EX-24 2 poagavant.htm
LIMITED POWER OF ATTORNEY -- SECTION 16 REPORTING OBLIGATIONS
On this 29th day of July, 2016, the undersigned hereby constitutes and appoints T. Gaylon Layfield, III, Thomas W. Osgood and Ronald E. Davis, and any other duly appointed executive officer of Xenith Bankshares, Inc. (the "Company") with full power of substitution, as the undersigned's true and lawful authorized representative and attorney-in-fact to:
i.
execute for and on behalf of the undersigned, in the undersigned's capacity as an officer or director or both of the Company, Forms 3, 4 and 5 (and any amendments thereto) in accordance with Section 16(a) of the Securities Exchange Act of 1934, as amended (the "Exchange Act"), and the rules thereunder;
ii.
do and perform any and all acts for and on behalf of the undersigned which may be necessary or desirable to complete and execute any such report on Form 3, Form 4 or Form 5, complete and execute any amendment or amendments thereto, and timely file such form with the U.S. Securities and Exchange Commission (the "SEC") and any securities exchange or similar authority; and
iii.
take any other action of any type whatsoever in connection with the foregoing which, in the opinion of such attorney-in-fact, may be of benefit to, in the best interest of, or legally required by, the undersigned, it being understood that the documents executed by such attorney-in-fact on behalf of the undersigned pursuant to this Limited Power of Attorney shall be in such form and shall contain such information and disclosure as such attorney-in-fact may approve in such attorney-in-fact's discretion.

The undersigned hereby grants to each such attorney-in-fact full power and authority to do and perform any and every act and thing whatsoever required, necessary or proper to be done in the exercise of any of the rights and powers herein granted, as fully to all intents and purposes as the undersigned might or could do if personally present, with full power of substitution or revocation, hereby ratifying and confirming all that such attorney-in-fact, or such attorney-in-fact's substitute, shall lawfully do or cause to be done by virtue of this Limited Power of Attorney and the rights and powers herein granted.

## Dataset section
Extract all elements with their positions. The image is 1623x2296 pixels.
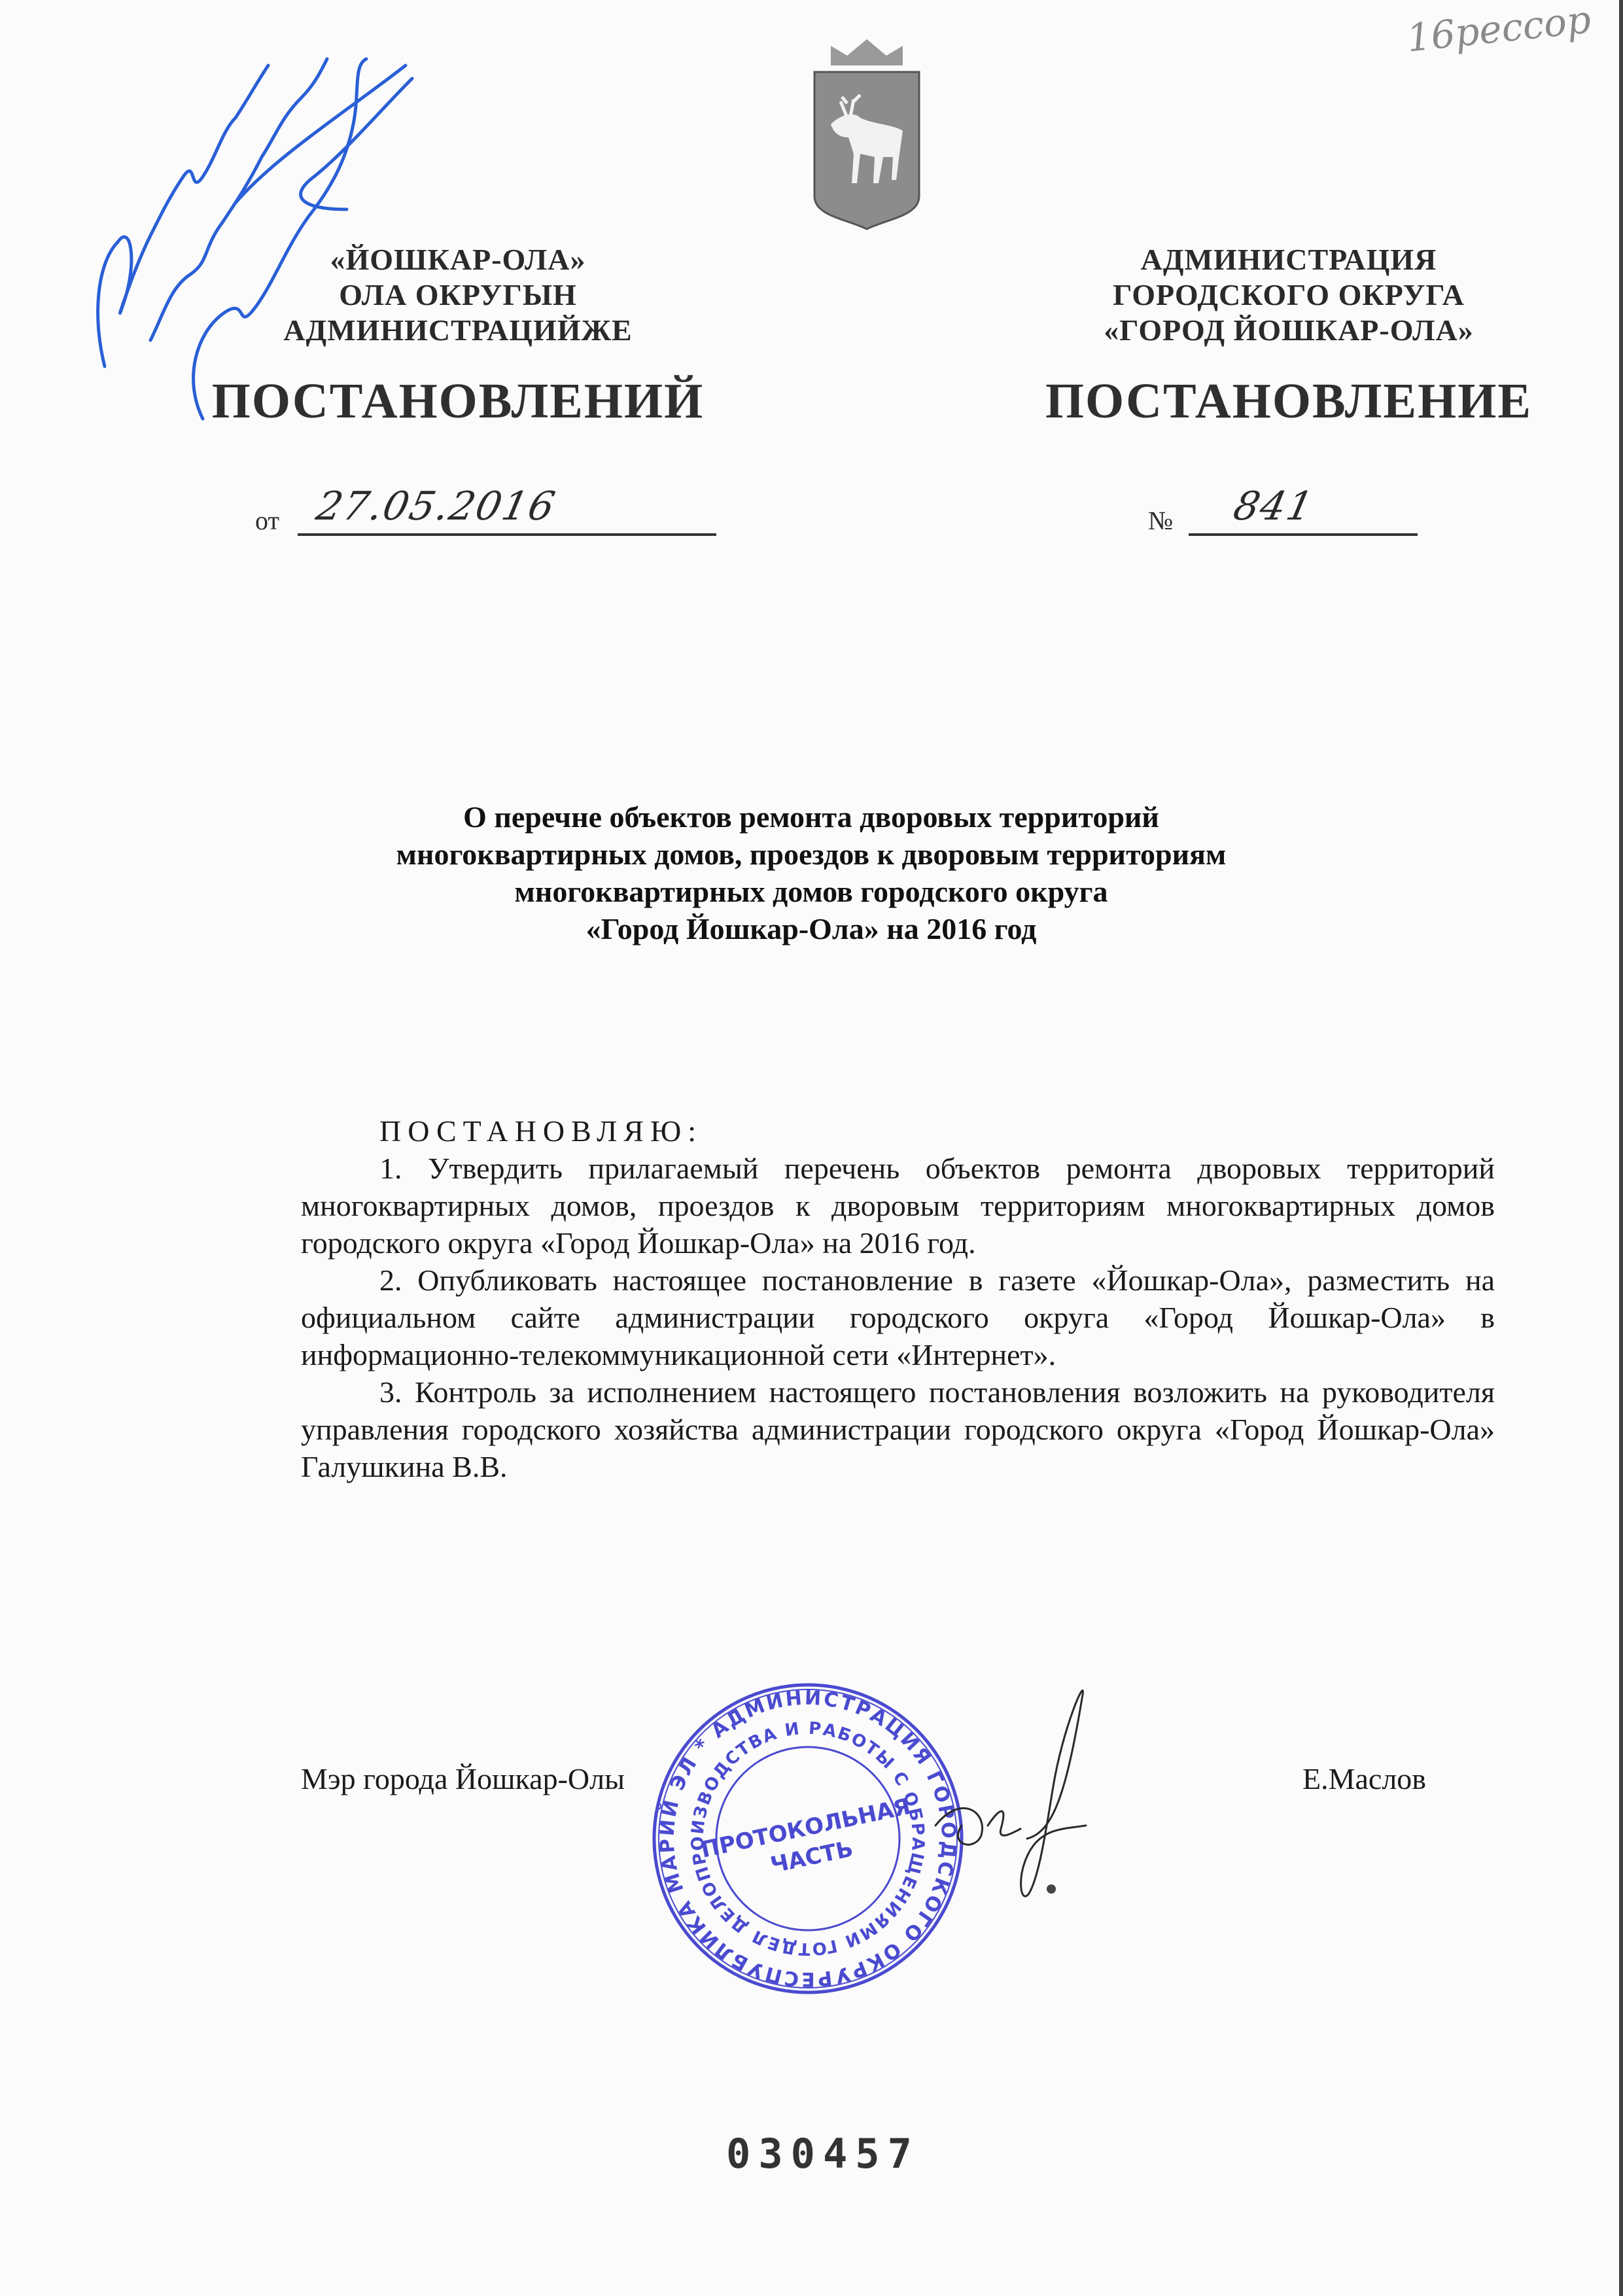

## Work to do
From the power of attorney, extract word for word the stretch from "take any other" through "such attorney-in-fact's discretion.".

## Response
take any other action of any type whatsoever in connection with the foregoing which, in the opinion of such attorney-in-fact, may be of benefit to, in the best interest of, or legally required by, the undersigned, it being understood that the documents executed by such attorney-in-fact on behalf of the undersigned pursuant to this Limited Power of Attorney shall be in such form and shall contain such information and disclosure as such attorney-in-fact may approve in such attorney-in-fact's discretion.